>> Begin TASK MATERIAL
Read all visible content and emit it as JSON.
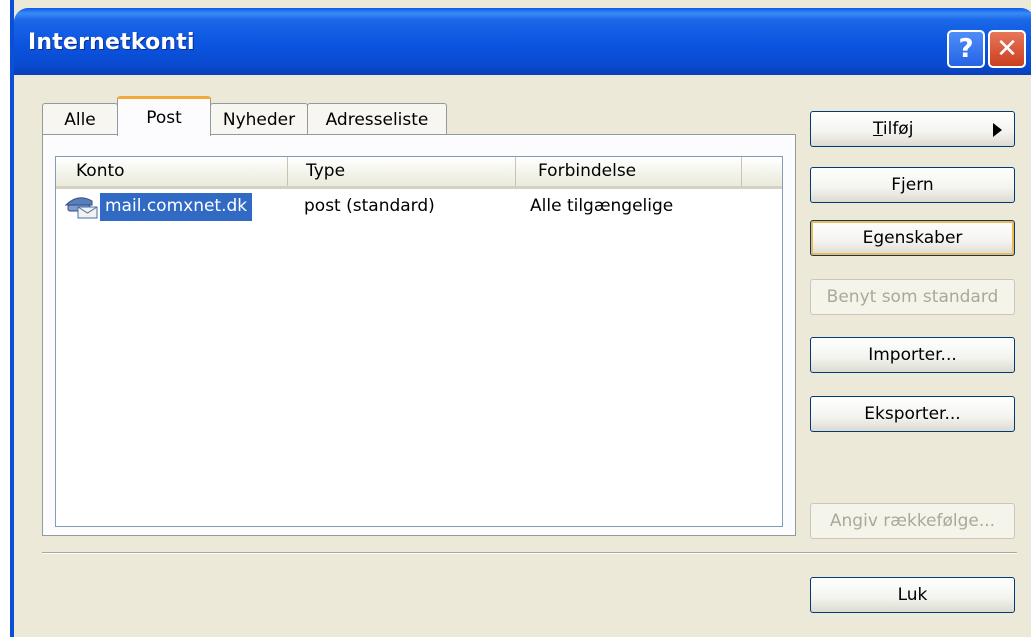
{
  "window": {
    "title": "Internetkonti",
    "help_label": "?",
    "close_label": "✕"
  },
  "tabs": [
    {
      "label": "Alle",
      "active": false
    },
    {
      "label": "Post",
      "active": true
    },
    {
      "label": "Nyheder",
      "active": false
    },
    {
      "label": "Adresseliste",
      "active": false
    }
  ],
  "list": {
    "columns": [
      "Konto",
      "Type",
      "Forbindelse"
    ],
    "rows": [
      {
        "account": "mail.comxnet.dk",
        "type": "post (standard)",
        "connection": "Alle tilgængelige",
        "selected": true,
        "icon": "mail-account-icon"
      }
    ]
  },
  "buttons": {
    "add": "Tilføj",
    "remove": "Fjern",
    "properties": "Egenskaber",
    "set_default": "Benyt som standard",
    "import": "Importer...",
    "export": "Eksporter...",
    "order": "Angiv rækkefølge...",
    "close": "Luk"
  },
  "colors": {
    "titlebar": "#0a54df",
    "dialog_bg": "#ece9d8",
    "selection": "#316ac5",
    "active_tab_accent": "#f4a83a",
    "close_button": "#c9401f"
  }
}
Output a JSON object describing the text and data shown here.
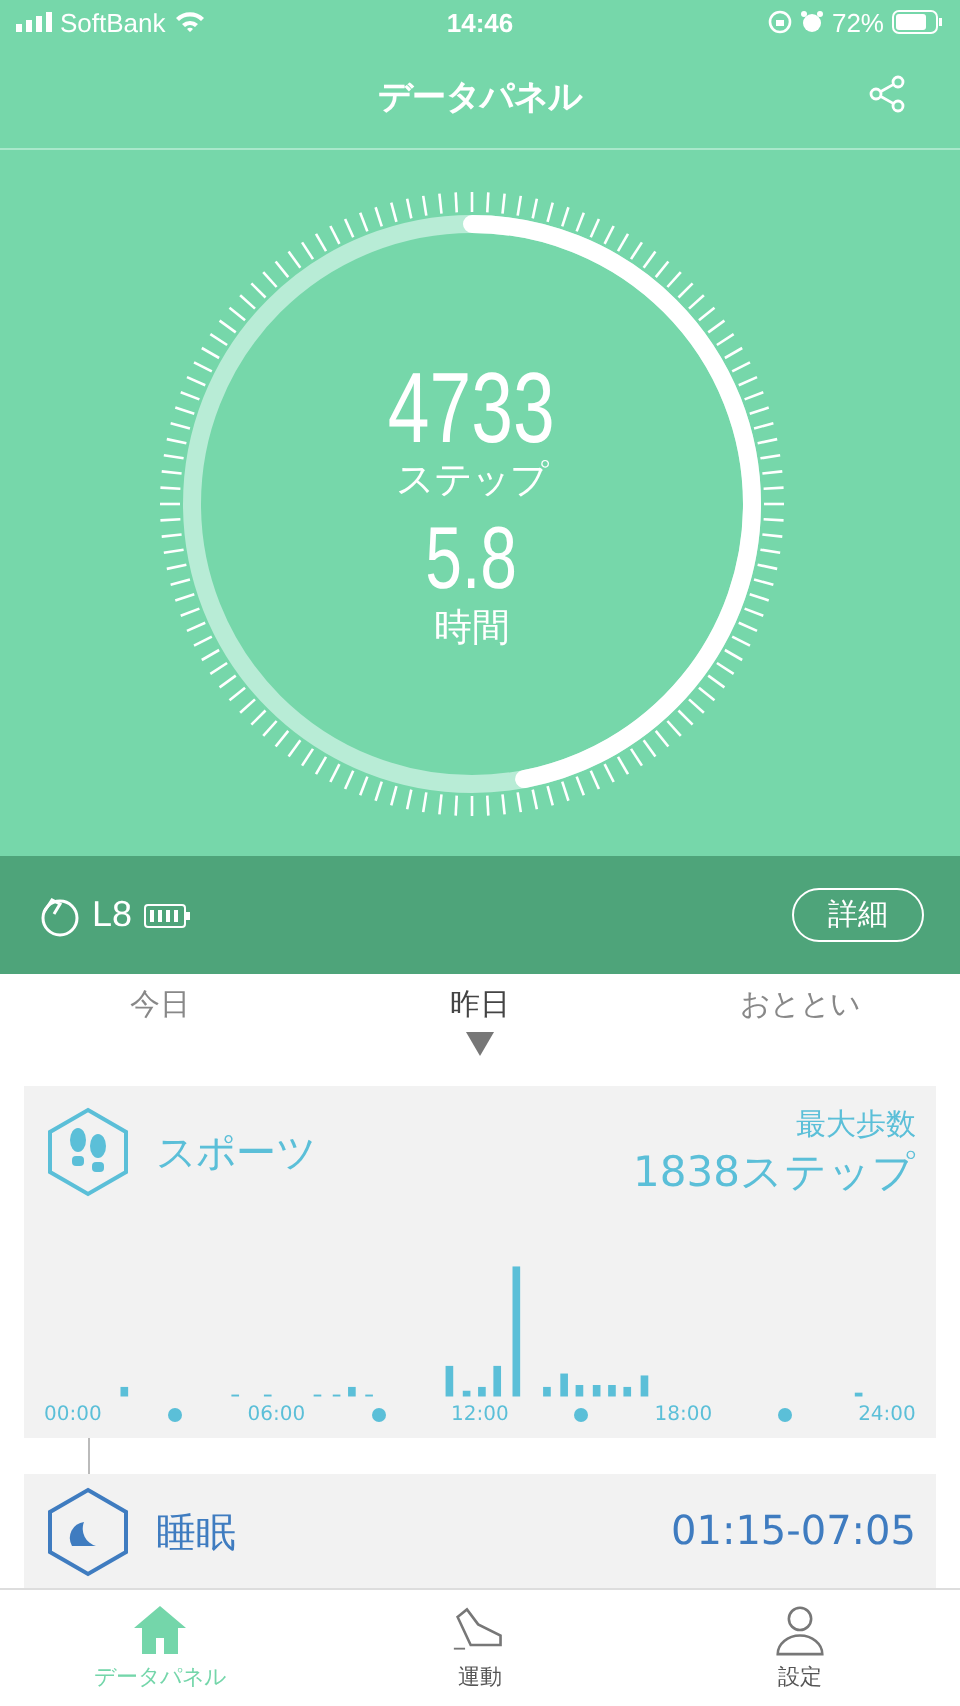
{
  "status_bar": {
    "carrier": "SoftBank",
    "time": "14:46",
    "battery": "72%"
  },
  "header": {
    "title": "データパネル"
  },
  "summary": {
    "steps": "4733",
    "steps_unit": "ステップ",
    "hours": "5.8",
    "hours_unit": "時間",
    "level": 0.47
  },
  "device": {
    "name": "L8",
    "button": "詳細"
  },
  "day_tabs": [
    {
      "label": "今日",
      "selected": false
    },
    {
      "label": "昨日",
      "selected": true
    },
    {
      "label": "おととい",
      "selected": false
    }
  ],
  "sports_card": {
    "title": "スポーツ",
    "max_label": "最大歩数",
    "max_value": "1838ステップ",
    "axis_labels": [
      "00:00",
      "06:00",
      "12:00",
      "18:00",
      "24:00"
    ]
  },
  "sleep_card": {
    "title": "睡眠",
    "time": "01:15-07:05"
  },
  "nav": [
    {
      "kind": "home",
      "label": "データパネル",
      "selected": true
    },
    {
      "kind": "shoe",
      "label": "運動",
      "selected": false
    },
    {
      "kind": "person",
      "label": "設定",
      "selected": false
    }
  ]
}
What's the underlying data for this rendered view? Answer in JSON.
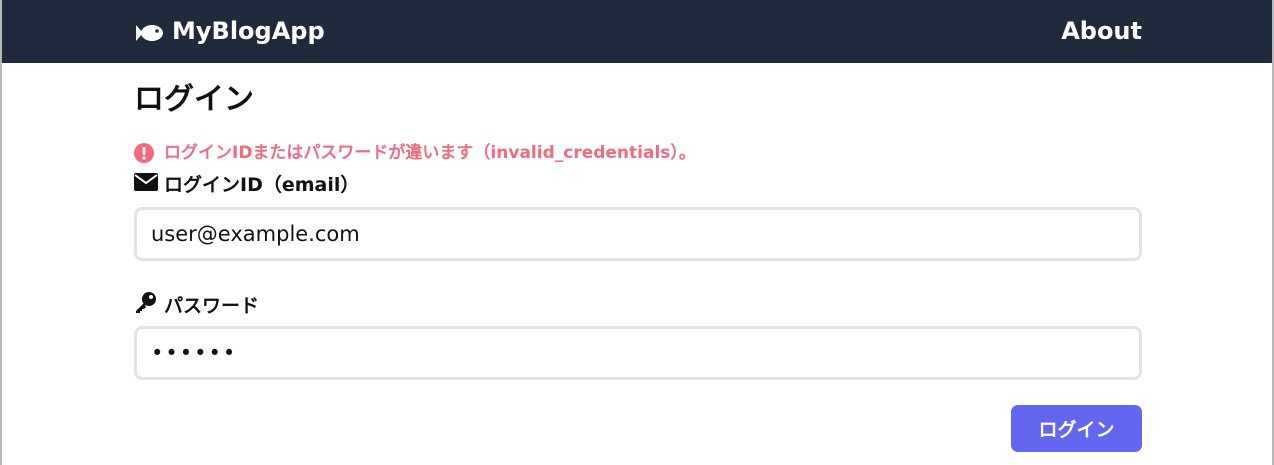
{
  "navbar": {
    "brand": "MyBlogApp",
    "brand_icon": "fish-icon",
    "about_label": "About",
    "background": "#1f2a3d"
  },
  "page": {
    "title": "ログイン"
  },
  "error": {
    "icon": "exclamation-circle-icon",
    "message": "ログインIDまたはパスワードが違います（invalid_credentials）。",
    "color": "#f06b7e"
  },
  "form": {
    "email_label": "ログインID（email）",
    "email_icon": "envelope-icon",
    "email_value": "user@example.com",
    "password_label": "パスワード",
    "password_icon": "key-icon",
    "password_value": "dummy1",
    "submit_label": "ログイン",
    "submit_color": "#6366f1"
  }
}
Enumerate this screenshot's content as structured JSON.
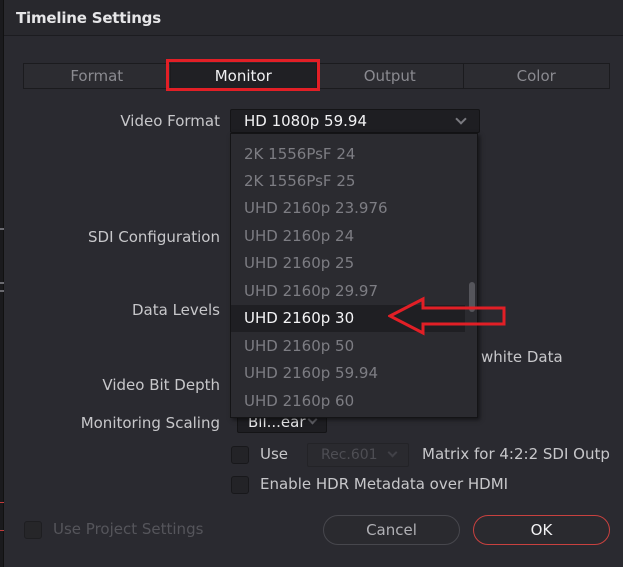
{
  "dialog": {
    "title": "Timeline Settings"
  },
  "tabs": [
    {
      "label": "Format",
      "active": false
    },
    {
      "label": "Monitor",
      "active": true
    },
    {
      "label": "Output",
      "active": false
    },
    {
      "label": "Color",
      "active": false
    }
  ],
  "fields": {
    "video_format_label": "Video Format",
    "video_format_value": "HD 1080p 59.94",
    "sdi_configuration_label": "SDI Configuration",
    "data_levels_label": "Data Levels",
    "data_levels_option_partial": "white Data",
    "video_bit_depth_label": "Video Bit Depth",
    "monitoring_scaling_label": "Monitoring Scaling",
    "monitoring_scaling_value": "Bil...ear"
  },
  "video_format_dropdown": {
    "items": [
      "2K 1556PsF 24",
      "2K 1556PsF 25",
      "UHD 2160p 23.976",
      "UHD 2160p 24",
      "UHD 2160p 25",
      "UHD 2160p 29.97",
      "UHD 2160p 30",
      "UHD 2160p 50",
      "UHD 2160p 59.94",
      "UHD 2160p 60"
    ],
    "highlighted": "UHD 2160p 30"
  },
  "options": {
    "use_label": "Use",
    "matrix_value": "Rec.601",
    "matrix_suffix": "Matrix for 4:2:2 SDI Outp",
    "use_checked": false,
    "hdr_label": "Enable HDR Metadata over HDMI",
    "hdr_checked": false
  },
  "footer": {
    "use_project_settings_label": "Use Project Settings",
    "use_project_settings_checked": false,
    "cancel_label": "Cancel",
    "ok_label": "OK"
  },
  "annotations": {
    "highlight_color": "#e21f26"
  }
}
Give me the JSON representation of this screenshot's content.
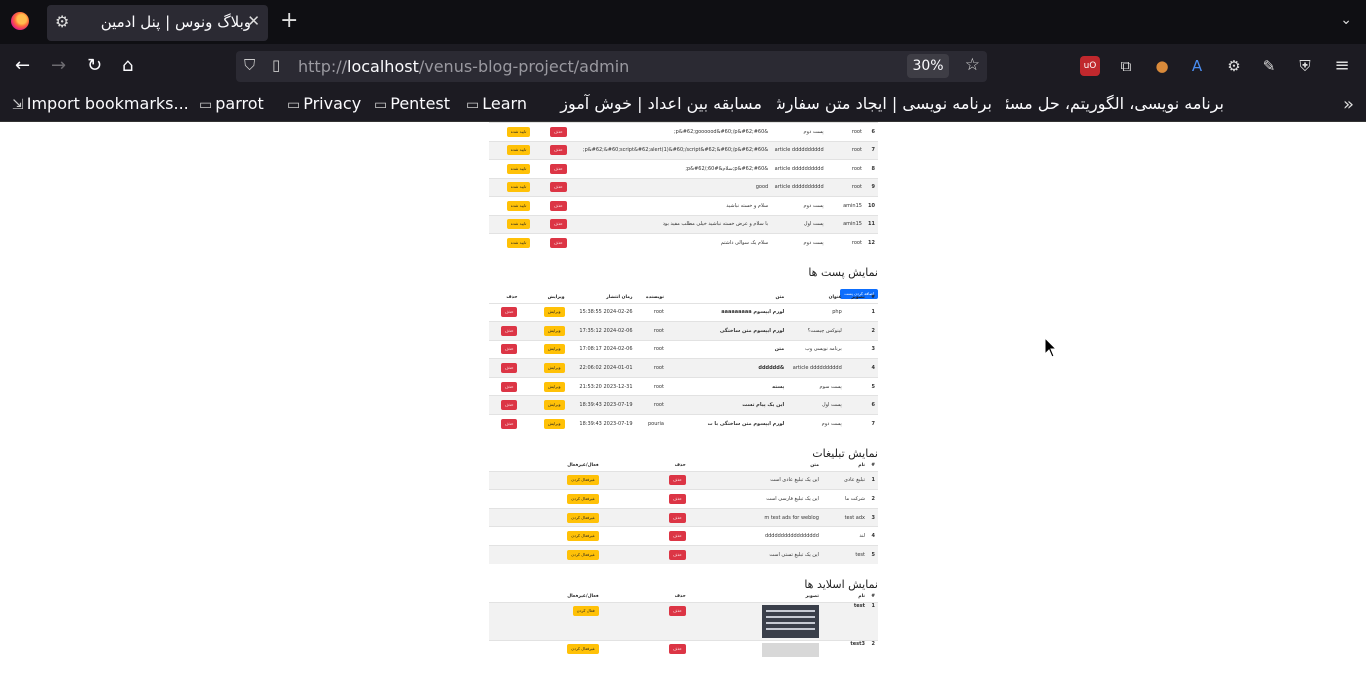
{
  "browser": {
    "tab_title": "وبلاگ ونوس | پنل ادمین",
    "url_prefix": "http://",
    "url_host": "localhost",
    "url_path": "/venus-blog-project/admin",
    "zoom": "30%",
    "bookmarks": [
      "Import bookmarks...",
      "parrot",
      "Privacy",
      "Pentest",
      "Learn",
      "مسابقه بین اعداد | خوش آموز",
      "برنامه نویسی | ایجاد متن سفارشی",
      "برنامه نویسی، الگوریتم، حل مسئله"
    ]
  },
  "comments": {
    "rows": [
      {
        "id": "6",
        "user": "root",
        "post": "پست دوم",
        "text": "&#60;p&#62;goooood&#60;/p&#62;",
        "del": "حذف",
        "status": "تایید شده"
      },
      {
        "id": "7",
        "user": "root",
        "post": "article dddddddddd",
        "text": "&#60;p&#62;&#60;script&#62;alert(1)&#60;/script&#62;&#60;/p&#62;",
        "del": "حذف",
        "status": "تایید شده"
      },
      {
        "id": "8",
        "user": "root",
        "post": "article dddddddddd",
        "text": "&#60;p&#62;سلام&#60;/p&#62;",
        "del": "حذف",
        "status": "تایید شده"
      },
      {
        "id": "9",
        "user": "root",
        "post": "article dddddddddd",
        "text": "good",
        "del": "حذف",
        "status": "تایید شده"
      },
      {
        "id": "10",
        "user": "amin15",
        "post": "پست دوم",
        "text": "سلام و خسته نباشید",
        "del": "حذف",
        "status": "تایید شده"
      },
      {
        "id": "11",
        "user": "amin15",
        "post": "پست اول",
        "text": "با سلام و عرض خسته نباشید خیلی مطلب مفید بود",
        "del": "حذف",
        "status": "تایید شده"
      },
      {
        "id": "12",
        "user": "root",
        "post": "پست دوم",
        "text": "سلام یک سوالی داشتم",
        "del": "حذف",
        "status": "تایید شده"
      }
    ]
  },
  "posts": {
    "title": "نمایش پست ها",
    "add_button": "اضافه کردن پست",
    "headers": [
      "#",
      "تصویر",
      "عنوان",
      "متن",
      "نویسنده",
      "زمان انتشار",
      "ویرایش",
      "حذف"
    ],
    "rows": [
      {
        "id": "1",
        "title": "php",
        "text": "لورم ایپسوم aaaaaaaaa",
        "author": "root",
        "date": "2024-02-26 15:38:55",
        "edit": "ویرایش",
        "del": "حذف"
      },
      {
        "id": "2",
        "title": "لینوکس چیست؟",
        "text": "لورم ایپسوم متن ساختگی",
        "author": "root",
        "date": "2024-02-06 17:35:12",
        "edit": "ویرایش",
        "del": "حذف"
      },
      {
        "id": "3",
        "title": "برنامه نویسی وب",
        "text": "متن",
        "author": "root",
        "date": "2024-02-06 17:08:17",
        "edit": "ویرایش",
        "del": "حذف"
      },
      {
        "id": "4",
        "title": "article dddddddddd",
        "text": "&dddddd",
        "author": "root",
        "date": "2024-01-01 22:06:02",
        "edit": "ویرایش",
        "del": "حذف"
      },
      {
        "id": "5",
        "title": "پست سوم",
        "text": "پسته",
        "author": "root",
        "date": "2023-12-31 21:53:20",
        "edit": "ویرایش",
        "del": "حذف"
      },
      {
        "id": "6",
        "title": "پست اول",
        "text": "این یک پیام تست",
        "author": "root",
        "date": "2023-07-19 18:39:43",
        "edit": "ویرایش",
        "del": "حذف"
      },
      {
        "id": "7",
        "title": "پست دوم",
        "text": "لورم ایپسوم متن ساختگی با ت",
        "author": "pouria",
        "date": "2023-07-19 18:39:43",
        "edit": "ویرایش",
        "del": "حذف"
      }
    ]
  },
  "ads": {
    "title": "نمایش تبلیغات",
    "headers": [
      "#",
      "نام",
      "متن",
      "حذف",
      "فعال/غیرفعال"
    ],
    "rows": [
      {
        "id": "1",
        "name": "تبلیغ عادی",
        "text": "این یک تبلیغ عادی است",
        "del": "حذف",
        "toggle": "غیرفعال کردن"
      },
      {
        "id": "2",
        "name": "شرکت ما",
        "text": "این یک تبلیغ فارسی است",
        "del": "حذف",
        "toggle": "غیرفعال کردن"
      },
      {
        "id": "3",
        "name": "test adx",
        "text": "m test ads for weblog",
        "del": "حذف",
        "toggle": "غیرفعال کردن"
      },
      {
        "id": "4",
        "name": "لند",
        "text": "ddddddddddddddddd",
        "del": "حذف",
        "toggle": "غیرفعال کردن"
      },
      {
        "id": "5",
        "name": "test",
        "text": "این یک تبلیغ تستی است",
        "del": "حذف",
        "toggle": "غیرفعال کردن"
      }
    ]
  },
  "slides": {
    "title": "نمایش اسلاید ها",
    "headers": [
      "#",
      "نام",
      "تصویر",
      "حذف",
      "فعال/غیرفعال"
    ],
    "rows": [
      {
        "id": "1",
        "name": "test",
        "del": "حذف",
        "toggle": "فعال کردن"
      },
      {
        "id": "2",
        "name": "test3",
        "del": "حذف",
        "toggle": "غیرفعال کردن"
      }
    ]
  },
  "colors": {
    "danger": "#dc3545",
    "warning": "#ffc107",
    "primary": "#0d6efd"
  }
}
>> End TASK MATERIAL
WHAT THE TASK ASKS: Copy and report every line where the word "ایپسوم" is present.

REPLY TO THE EXERCISE:
        "text": "لورم ایپسوم aaaaaaaaa",
        "text": "لورم ایپسوم متن ساختگی",
        "text": "لورم ایپسوم متن ساختگی با ت",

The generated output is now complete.